* **Extracted material**
○ ○ ○ ○
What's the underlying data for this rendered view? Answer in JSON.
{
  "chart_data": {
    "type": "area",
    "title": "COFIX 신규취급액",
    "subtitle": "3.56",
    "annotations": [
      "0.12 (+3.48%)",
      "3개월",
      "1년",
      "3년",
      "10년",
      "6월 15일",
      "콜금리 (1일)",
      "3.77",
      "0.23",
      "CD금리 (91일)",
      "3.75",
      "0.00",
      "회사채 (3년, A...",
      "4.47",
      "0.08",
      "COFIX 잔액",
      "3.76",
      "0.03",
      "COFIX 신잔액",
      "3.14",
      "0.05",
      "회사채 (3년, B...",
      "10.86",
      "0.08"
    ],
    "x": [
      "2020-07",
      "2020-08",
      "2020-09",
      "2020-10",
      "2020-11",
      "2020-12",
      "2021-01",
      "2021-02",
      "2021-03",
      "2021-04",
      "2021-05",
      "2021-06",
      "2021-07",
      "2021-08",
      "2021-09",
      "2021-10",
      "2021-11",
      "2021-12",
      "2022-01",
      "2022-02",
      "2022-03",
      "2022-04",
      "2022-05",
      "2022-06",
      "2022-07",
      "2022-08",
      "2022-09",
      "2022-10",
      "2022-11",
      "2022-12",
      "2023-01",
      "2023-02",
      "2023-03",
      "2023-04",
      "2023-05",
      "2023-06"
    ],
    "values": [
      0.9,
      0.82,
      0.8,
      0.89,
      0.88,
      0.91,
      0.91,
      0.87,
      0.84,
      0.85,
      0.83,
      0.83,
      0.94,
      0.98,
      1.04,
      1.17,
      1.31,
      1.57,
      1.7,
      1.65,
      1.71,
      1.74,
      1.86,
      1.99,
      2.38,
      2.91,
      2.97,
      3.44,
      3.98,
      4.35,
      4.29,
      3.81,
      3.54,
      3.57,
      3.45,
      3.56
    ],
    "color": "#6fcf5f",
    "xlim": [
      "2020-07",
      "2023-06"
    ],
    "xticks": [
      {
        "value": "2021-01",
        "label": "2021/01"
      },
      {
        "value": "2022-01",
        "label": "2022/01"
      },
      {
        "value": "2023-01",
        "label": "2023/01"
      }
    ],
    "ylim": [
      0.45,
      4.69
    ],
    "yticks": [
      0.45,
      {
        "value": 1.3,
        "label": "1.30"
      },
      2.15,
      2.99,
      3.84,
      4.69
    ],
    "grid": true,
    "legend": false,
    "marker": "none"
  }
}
○ ○ ○ ○
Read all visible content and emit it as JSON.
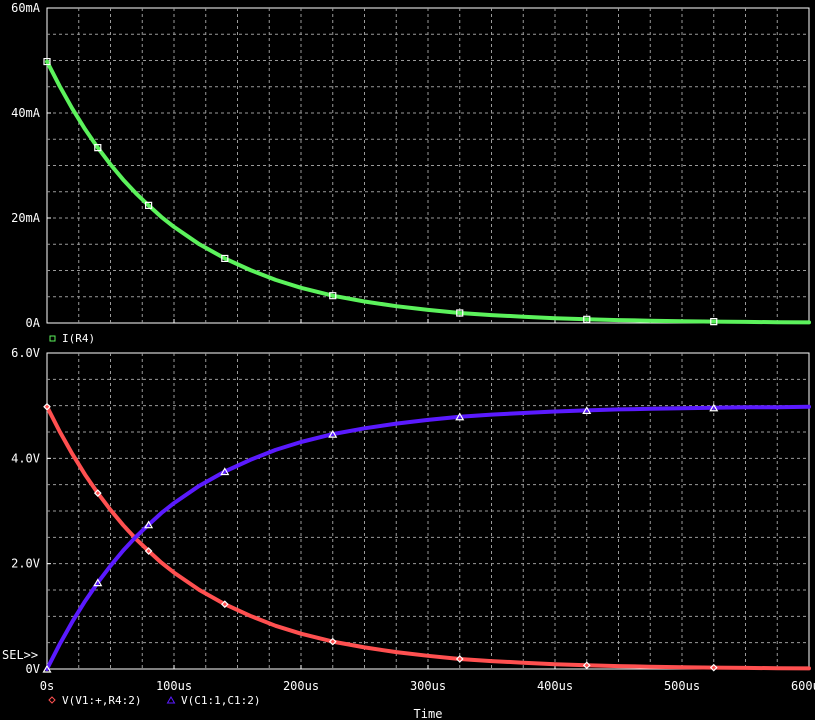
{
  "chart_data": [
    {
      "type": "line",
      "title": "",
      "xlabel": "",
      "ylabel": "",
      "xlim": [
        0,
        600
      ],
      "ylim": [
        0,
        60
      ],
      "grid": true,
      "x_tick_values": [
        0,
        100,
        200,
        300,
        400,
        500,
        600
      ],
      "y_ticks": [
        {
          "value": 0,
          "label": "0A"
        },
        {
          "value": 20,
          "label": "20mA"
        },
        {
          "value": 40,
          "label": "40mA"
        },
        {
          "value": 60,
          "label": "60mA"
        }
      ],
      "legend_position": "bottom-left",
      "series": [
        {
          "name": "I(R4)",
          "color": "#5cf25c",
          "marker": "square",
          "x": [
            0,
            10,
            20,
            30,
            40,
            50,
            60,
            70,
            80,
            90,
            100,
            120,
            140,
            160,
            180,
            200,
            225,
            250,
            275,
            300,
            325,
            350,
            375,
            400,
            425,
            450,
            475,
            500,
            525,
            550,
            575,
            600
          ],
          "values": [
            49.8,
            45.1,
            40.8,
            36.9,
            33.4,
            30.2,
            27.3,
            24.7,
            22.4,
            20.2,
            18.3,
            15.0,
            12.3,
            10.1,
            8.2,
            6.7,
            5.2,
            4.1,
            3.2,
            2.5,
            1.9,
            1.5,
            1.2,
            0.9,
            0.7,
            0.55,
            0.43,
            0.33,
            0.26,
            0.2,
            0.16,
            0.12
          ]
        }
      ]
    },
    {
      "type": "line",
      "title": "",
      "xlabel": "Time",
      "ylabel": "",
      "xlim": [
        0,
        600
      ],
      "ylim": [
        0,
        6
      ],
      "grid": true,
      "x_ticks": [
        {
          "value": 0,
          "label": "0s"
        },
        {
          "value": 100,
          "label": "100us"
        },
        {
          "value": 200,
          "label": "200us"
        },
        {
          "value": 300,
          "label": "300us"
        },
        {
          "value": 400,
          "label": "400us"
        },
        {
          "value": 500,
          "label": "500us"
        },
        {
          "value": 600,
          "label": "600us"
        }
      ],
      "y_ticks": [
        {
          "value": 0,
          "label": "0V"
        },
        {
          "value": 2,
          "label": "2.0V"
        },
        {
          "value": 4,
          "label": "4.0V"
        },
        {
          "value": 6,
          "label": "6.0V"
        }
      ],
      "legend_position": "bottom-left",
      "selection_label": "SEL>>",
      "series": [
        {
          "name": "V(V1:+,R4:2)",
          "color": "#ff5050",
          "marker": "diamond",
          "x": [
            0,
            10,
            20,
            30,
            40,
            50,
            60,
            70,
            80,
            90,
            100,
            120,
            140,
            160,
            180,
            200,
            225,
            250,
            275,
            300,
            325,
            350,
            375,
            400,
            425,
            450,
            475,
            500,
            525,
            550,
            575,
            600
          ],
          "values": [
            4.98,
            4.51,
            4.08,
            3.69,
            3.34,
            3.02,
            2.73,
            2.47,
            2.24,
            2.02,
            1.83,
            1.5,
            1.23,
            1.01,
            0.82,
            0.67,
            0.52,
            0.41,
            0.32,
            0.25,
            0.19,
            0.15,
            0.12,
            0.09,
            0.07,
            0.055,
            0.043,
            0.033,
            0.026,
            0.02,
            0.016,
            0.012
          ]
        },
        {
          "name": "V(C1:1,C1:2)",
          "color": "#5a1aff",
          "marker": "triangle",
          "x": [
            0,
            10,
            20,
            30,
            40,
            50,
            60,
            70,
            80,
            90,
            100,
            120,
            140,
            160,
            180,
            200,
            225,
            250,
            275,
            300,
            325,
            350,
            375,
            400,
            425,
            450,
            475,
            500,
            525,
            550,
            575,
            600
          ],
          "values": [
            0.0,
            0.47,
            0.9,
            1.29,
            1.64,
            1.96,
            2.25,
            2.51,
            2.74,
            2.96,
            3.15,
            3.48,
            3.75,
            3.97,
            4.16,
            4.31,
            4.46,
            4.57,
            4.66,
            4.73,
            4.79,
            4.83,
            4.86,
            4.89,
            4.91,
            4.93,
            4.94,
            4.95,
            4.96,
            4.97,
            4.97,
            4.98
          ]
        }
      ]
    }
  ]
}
○ ○ ○ ○
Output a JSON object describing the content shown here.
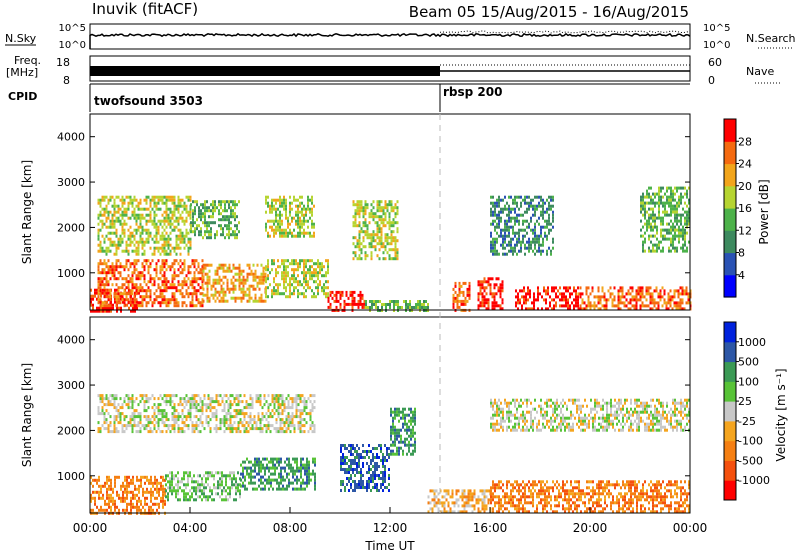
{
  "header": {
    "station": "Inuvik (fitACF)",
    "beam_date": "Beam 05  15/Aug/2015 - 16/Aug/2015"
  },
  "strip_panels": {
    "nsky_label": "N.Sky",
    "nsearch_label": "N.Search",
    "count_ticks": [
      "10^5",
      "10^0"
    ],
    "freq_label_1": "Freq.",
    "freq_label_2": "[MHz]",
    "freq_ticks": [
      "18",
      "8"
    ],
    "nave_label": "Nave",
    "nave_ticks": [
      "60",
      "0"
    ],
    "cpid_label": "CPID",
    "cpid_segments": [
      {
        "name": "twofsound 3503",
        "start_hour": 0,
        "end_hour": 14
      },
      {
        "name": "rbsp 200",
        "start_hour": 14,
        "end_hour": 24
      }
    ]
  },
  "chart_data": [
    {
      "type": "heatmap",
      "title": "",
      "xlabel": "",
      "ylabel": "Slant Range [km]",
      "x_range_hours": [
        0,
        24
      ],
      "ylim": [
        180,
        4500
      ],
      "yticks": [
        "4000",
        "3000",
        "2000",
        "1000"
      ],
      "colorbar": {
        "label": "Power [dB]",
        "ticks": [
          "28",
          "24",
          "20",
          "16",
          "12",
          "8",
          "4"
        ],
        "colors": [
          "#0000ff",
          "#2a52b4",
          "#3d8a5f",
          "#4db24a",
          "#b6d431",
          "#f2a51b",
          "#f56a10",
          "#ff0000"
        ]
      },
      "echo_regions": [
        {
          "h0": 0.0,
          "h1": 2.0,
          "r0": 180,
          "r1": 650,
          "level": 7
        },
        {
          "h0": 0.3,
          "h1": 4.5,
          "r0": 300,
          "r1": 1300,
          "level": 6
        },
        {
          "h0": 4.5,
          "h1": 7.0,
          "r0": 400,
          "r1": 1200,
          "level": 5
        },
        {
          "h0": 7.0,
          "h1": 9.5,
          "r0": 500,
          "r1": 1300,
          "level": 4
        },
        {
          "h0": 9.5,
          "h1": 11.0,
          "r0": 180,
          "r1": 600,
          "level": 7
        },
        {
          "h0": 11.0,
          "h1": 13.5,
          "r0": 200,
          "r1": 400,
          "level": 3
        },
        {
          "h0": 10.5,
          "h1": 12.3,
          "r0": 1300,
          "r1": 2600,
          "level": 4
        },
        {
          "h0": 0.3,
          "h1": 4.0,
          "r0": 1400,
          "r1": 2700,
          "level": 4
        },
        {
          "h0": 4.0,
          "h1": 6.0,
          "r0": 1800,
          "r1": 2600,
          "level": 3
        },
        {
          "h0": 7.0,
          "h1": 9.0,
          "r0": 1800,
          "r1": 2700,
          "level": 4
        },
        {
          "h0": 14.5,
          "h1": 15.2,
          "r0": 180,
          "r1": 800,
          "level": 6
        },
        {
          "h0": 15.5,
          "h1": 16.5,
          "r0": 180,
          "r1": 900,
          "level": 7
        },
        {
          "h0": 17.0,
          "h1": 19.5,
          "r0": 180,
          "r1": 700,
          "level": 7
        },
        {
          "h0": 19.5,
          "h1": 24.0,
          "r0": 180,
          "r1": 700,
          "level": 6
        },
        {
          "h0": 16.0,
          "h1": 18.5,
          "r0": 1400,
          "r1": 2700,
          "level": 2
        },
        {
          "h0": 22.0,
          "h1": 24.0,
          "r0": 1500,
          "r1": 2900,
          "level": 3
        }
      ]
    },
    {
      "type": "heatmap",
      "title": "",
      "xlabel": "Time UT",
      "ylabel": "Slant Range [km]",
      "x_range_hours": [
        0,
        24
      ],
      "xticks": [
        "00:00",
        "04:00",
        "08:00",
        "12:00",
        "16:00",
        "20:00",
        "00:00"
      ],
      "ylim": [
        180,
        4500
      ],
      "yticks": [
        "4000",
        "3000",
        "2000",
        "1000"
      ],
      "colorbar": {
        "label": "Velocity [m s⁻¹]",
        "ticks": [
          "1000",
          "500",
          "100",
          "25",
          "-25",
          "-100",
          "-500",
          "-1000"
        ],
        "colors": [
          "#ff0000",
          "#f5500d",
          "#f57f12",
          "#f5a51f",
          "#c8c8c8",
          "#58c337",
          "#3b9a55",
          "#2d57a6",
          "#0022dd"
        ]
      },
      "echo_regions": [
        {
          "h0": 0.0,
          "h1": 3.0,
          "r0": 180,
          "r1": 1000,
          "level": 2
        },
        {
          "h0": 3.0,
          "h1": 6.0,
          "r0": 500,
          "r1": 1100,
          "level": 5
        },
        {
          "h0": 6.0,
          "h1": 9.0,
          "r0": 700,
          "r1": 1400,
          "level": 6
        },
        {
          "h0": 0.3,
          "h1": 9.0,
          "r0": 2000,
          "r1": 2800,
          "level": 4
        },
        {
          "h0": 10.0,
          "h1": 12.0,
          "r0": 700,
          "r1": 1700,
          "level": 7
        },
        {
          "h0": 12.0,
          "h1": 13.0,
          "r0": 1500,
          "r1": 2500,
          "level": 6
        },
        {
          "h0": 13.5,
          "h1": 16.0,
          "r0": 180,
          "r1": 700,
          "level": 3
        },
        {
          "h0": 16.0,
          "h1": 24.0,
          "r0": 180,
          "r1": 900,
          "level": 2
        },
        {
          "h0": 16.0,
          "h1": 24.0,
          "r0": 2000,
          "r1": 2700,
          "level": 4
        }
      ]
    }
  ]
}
○ ○ ○ ○
Look over the material above and show each line where "name" appears.

* **Written reply**
          "name": "I(R4)",
          "name": "V(V1:+,R4:2)",
          "name": "V(C1:1,C1:2)",
        "name": "twofsound 3503",
        "name": "rbsp 200",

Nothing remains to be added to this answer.